### Problem to work on
Which lines in the records below contain the word "path"? Copy each one out.

===

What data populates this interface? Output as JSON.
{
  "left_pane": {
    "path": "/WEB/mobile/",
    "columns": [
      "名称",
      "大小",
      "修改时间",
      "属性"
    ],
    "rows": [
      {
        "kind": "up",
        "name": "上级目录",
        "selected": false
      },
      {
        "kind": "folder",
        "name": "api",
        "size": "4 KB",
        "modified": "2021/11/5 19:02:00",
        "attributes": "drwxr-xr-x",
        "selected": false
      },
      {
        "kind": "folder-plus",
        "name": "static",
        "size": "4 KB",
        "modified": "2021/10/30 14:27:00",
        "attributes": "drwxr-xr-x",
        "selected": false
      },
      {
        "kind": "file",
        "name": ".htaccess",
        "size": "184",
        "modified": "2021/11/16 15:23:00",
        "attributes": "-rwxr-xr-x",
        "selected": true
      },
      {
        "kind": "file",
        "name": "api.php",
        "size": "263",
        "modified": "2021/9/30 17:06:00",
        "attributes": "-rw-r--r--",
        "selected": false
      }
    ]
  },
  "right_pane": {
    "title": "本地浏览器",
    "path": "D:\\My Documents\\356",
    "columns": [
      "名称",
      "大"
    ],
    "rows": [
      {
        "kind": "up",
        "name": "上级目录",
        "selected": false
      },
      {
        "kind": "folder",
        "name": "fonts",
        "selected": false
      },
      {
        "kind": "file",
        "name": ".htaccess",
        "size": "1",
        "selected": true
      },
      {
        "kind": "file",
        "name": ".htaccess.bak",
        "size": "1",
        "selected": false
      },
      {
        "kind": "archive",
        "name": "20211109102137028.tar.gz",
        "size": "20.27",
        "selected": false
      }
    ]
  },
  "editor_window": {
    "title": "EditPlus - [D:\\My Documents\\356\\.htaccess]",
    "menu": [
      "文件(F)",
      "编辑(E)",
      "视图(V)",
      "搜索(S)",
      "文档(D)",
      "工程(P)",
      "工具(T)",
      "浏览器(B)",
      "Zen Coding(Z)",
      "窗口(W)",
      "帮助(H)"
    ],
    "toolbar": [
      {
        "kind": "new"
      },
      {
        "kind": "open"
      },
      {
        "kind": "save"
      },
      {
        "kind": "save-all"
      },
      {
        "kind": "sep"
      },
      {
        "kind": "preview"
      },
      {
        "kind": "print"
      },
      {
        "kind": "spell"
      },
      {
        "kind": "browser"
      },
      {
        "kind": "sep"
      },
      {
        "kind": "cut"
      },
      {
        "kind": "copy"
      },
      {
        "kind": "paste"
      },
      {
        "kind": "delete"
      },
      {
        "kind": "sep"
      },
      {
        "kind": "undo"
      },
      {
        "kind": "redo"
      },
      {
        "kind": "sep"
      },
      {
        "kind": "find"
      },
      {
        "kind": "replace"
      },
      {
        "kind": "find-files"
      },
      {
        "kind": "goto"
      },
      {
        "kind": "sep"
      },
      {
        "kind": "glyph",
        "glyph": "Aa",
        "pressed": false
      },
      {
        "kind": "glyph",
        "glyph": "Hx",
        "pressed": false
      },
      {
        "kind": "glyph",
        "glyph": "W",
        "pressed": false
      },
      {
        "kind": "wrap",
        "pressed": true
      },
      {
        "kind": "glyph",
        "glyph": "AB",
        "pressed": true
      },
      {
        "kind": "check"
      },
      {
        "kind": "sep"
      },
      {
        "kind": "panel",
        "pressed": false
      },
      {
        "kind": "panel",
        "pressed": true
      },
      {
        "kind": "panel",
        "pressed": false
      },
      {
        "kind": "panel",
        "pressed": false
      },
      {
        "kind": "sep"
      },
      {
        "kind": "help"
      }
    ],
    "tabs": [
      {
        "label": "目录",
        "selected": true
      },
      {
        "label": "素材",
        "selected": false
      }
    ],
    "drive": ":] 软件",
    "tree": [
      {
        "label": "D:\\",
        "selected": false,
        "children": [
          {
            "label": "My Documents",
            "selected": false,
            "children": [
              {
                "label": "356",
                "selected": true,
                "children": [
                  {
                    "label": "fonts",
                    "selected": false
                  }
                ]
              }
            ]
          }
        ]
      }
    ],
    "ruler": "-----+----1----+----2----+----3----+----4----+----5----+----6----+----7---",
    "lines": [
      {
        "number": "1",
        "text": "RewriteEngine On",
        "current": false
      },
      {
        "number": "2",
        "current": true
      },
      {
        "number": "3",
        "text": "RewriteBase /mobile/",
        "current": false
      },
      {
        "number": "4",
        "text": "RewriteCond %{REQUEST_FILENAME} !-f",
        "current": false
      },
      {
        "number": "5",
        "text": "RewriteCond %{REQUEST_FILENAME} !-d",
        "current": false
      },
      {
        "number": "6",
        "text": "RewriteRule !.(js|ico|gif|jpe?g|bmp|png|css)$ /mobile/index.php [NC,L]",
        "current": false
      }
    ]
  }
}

===

### Full output
    "path": "/WEB/mobile/",
    "path": "D:\\My Documents\\356",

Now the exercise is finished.